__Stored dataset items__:
◇ ◇ ◇ ◇
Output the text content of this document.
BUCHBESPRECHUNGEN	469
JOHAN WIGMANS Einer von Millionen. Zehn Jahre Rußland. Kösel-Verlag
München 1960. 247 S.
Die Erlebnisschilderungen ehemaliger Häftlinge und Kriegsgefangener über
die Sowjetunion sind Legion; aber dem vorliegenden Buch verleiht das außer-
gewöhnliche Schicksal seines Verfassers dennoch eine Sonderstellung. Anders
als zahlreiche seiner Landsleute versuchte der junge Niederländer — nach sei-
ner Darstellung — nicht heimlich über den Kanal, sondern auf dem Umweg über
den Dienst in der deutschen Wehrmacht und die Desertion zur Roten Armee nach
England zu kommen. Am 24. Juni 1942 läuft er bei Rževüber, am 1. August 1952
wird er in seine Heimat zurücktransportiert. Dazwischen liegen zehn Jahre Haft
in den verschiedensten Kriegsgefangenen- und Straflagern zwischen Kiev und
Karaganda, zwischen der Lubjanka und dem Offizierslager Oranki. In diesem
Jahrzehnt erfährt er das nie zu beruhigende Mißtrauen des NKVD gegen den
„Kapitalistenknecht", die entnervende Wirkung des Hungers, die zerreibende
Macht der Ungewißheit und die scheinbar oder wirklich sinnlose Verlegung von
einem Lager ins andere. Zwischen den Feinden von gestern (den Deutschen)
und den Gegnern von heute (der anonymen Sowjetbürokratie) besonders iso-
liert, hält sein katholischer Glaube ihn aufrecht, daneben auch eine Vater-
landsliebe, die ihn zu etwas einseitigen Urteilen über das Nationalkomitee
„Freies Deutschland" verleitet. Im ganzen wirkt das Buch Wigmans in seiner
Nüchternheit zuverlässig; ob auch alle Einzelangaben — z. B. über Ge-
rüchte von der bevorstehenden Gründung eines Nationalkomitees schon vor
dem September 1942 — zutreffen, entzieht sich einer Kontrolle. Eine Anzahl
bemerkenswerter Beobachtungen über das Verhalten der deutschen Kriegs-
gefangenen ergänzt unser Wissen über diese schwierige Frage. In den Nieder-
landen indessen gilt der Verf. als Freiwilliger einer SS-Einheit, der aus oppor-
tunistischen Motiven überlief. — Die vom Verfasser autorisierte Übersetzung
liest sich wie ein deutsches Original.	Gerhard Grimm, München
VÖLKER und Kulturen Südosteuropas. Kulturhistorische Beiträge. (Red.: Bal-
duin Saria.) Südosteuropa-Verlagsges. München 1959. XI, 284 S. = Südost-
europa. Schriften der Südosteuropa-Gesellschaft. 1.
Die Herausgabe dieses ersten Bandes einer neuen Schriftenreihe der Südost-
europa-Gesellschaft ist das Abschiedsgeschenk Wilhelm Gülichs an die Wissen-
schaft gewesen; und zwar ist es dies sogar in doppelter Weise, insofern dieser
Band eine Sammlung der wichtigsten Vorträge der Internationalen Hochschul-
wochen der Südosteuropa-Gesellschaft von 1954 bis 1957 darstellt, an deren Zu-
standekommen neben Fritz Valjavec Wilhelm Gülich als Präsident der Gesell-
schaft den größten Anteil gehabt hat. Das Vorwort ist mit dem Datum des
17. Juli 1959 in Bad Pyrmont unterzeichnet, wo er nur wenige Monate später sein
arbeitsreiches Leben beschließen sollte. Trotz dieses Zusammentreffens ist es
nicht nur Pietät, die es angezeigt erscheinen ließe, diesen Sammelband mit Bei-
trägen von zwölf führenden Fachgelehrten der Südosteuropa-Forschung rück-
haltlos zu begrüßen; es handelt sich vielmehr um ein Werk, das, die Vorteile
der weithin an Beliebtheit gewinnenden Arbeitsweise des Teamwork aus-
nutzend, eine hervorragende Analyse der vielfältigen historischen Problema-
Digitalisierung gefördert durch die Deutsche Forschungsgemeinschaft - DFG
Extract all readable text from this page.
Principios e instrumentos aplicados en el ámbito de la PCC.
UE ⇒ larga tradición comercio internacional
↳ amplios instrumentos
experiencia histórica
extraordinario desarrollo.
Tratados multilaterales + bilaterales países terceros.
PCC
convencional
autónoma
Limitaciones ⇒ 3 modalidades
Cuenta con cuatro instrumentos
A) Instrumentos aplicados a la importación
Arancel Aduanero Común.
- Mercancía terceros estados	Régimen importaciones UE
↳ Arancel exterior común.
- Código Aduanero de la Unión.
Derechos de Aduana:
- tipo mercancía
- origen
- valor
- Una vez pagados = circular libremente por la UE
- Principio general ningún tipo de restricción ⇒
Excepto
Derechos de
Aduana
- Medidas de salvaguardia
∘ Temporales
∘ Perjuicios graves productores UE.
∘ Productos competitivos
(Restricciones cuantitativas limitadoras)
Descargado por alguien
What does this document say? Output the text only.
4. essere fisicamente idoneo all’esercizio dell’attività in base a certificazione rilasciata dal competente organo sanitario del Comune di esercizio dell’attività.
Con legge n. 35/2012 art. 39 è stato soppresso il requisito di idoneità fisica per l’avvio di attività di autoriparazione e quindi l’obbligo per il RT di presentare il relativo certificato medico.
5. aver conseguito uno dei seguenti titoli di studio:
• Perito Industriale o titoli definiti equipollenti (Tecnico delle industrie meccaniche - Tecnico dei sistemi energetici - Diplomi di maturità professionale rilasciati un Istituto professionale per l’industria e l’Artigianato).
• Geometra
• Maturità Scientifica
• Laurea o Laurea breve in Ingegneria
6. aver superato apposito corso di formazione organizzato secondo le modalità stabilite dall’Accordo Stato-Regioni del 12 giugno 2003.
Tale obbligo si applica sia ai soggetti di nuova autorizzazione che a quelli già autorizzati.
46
◇ ◇ ◇ ◇
__Instructions for the task__:
Would you restate each of the entries word for word?

__In response__:
Output the text content of this document.
BUCHBESPRECHUNGEN	469
JOHAN WIGMANS Einer von Millionen. Zehn Jahre Rußland. Kösel-Verlag
München 1960. 247 S.
Die Erlebnisschilderungen ehemaliger Häftlinge und Kriegsgefangener über
die Sowjetunion sind Legion; aber dem vorliegenden Buch verleiht das außer-
gewöhnliche Schicksal seines Verfassers dennoch eine Sonderstellung. Anders
als zahlreiche seiner Landsleute versuchte der junge Niederländer — nach sei-
ner Darstellung — nicht heimlich über den Kanal, sondern auf dem Umweg über
den Dienst in der deutschen Wehrmacht und die Desertion zur Roten Armee nach
England zu kommen. Am 24. Juni 1942 läuft er bei Rževüber, am 1. August 1952
wird er in seine Heimat zurücktransportiert. Dazwischen liegen zehn Jahre Haft
in den verschiedensten Kriegsgefangenen- und Straflagern zwischen Kiev und
Karaganda, zwischen der Lubjanka und dem Offizierslager Oranki. In diesem
Jahrzehnt erfährt er das nie zu beruhigende Mißtrauen des NKVD gegen den
„Kapitalistenknecht", die entnervende Wirkung des Hungers, die zerreibende
Macht der Ungewißheit und die scheinbar oder wirklich sinnlose Verlegung von
einem Lager ins andere. Zwischen den Feinden von gestern (den Deutschen)
und den Gegnern von heute (der anonymen Sowjetbürokratie) besonders iso-
liert, hält sein katholischer Glaube ihn aufrecht, daneben auch eine Vater-
landsliebe, die ihn zu etwas einseitigen Urteilen über das Nationalkomitee
„Freies Deutschland" verleitet. Im ganzen wirkt das Buch Wigmans in seiner
Nüchternheit zuverlässig; ob auch alle Einzelangaben — z. B. über Ge-
rüchte von der bevorstehenden Gründung eines Nationalkomitees schon vor
dem September 1942 — zutreffen, entzieht sich einer Kontrolle. Eine Anzahl
bemerkenswerter Beobachtungen über das Verhalten der deutschen Kriegs-
gefangenen ergänzt unser Wissen über diese schwierige Frage. In den Nieder-
landen indessen gilt der Verf. als Freiwilliger einer SS-Einheit, der aus oppor-
tunistischen Motiven überlief. — Die vom Verfasser autorisierte Übersetzung
liest sich wie ein deutsches Original.	Gerhard Grimm, München
VÖLKER und Kulturen Südosteuropas. Kulturhistorische Beiträge. (Red.: Bal-
duin Saria.) Südosteuropa-Verlagsges. München 1959. XI, 284 S. = Südost-
europa. Schriften der Südosteuropa-Gesellschaft. 1.
Die Herausgabe dieses ersten Bandes einer neuen Schriftenreihe der Südost-
europa-Gesellschaft ist das Abschiedsgeschenk Wilhelm Gülichs an die Wissen-
schaft gewesen; und zwar ist es dies sogar in doppelter Weise, insofern dieser
Band eine Sammlung der wichtigsten Vorträge der Internationalen Hochschul-
wochen der Südosteuropa-Gesellschaft von 1954 bis 1957 darstellt, an deren Zu-
standekommen neben Fritz Valjavec Wilhelm Gülich als Präsident der Gesell-
schaft den größten Anteil gehabt hat. Das Vorwort ist mit dem Datum des
17. Juli 1959 in Bad Pyrmont unterzeichnet, wo er nur wenige Monate später sein
arbeitsreiches Leben beschließen sollte. Trotz dieses Zusammentreffens ist es
nicht nur Pietät, die es angezeigt erscheinen ließe, diesen Sammelband mit Bei-
trägen von zwölf führenden Fachgelehrten der Südosteuropa-Forschung rück-
haltlos zu begrüßen; es handelt sich vielmehr um ein Werk, das, die Vorteile
der weithin an Beliebtheit gewinnenden Arbeitsweise des Teamwork aus-
nutzend, eine hervorragende Analyse der vielfältigen historischen Problema-
Digitalisierung gefördert durch die Deutsche Forschungsgemeinschaft - DFG
Extract all readable text from this page.
Principios e instrumentos aplicados en el ámbito de la PCC.
UE ⇒ larga tradición comercio internacional
↳ amplios instrumentos
experiencia histórica
extraordinario desarrollo.
Tratados multilaterales + bilaterales países terceros.
PCC
convencional
autónoma
Limitaciones ⇒ 3 modalidades
Cuenta con cuatro instrumentos
A) Instrumentos aplicados a la importación
Arancel Aduanero Común.
- Mercancía terceros estados	Régimen importaciones UE
↳ Arancel exterior común.
- Código Aduanero de la Unión.
Derechos de Aduana:
- tipo mercancía
- origen
- valor
- Una vez pagados = circular libremente por la UE
- Principio general ningún tipo de restricción ⇒
Excepto
Derechos de
Aduana
- Medidas de salvaguardia
∘ Temporales
∘ Perjuicios graves productores UE.
∘ Productos competitivos
(Restricciones cuantitativas limitadoras)
Descargado por alguien
What does this document say? Output the text only.
4. essere fisicamente idoneo all’esercizio dell’attività in base a certificazione rilasciata dal competente organo sanitario del Comune di esercizio dell’attività.
Con legge n. 35/2012 art. 39 è stato soppresso il requisito di idoneità fisica per l’avvio di attività di autoriparazione e quindi l’obbligo per il RT di presentare il relativo certificato medico.
5. aver conseguito uno dei seguenti titoli di studio:
• Perito Industriale o titoli definiti equipollenti (Tecnico delle industrie meccaniche - Tecnico dei sistemi energetici - Diplomi di maturità professionale rilasciati un Istituto professionale per l’industria e l’Artigianato).
• Geometra
• Maturità Scientifica
• Laurea o Laurea breve in Ingegneria
6. aver superato apposito corso di formazione organizzato secondo le modalità stabilite dall’Accordo Stato-Regioni del 12 giugno 2003.
Tale obbligo si applica sia ai soggetti di nuova autorizzazione che a quelli già autorizzati.
46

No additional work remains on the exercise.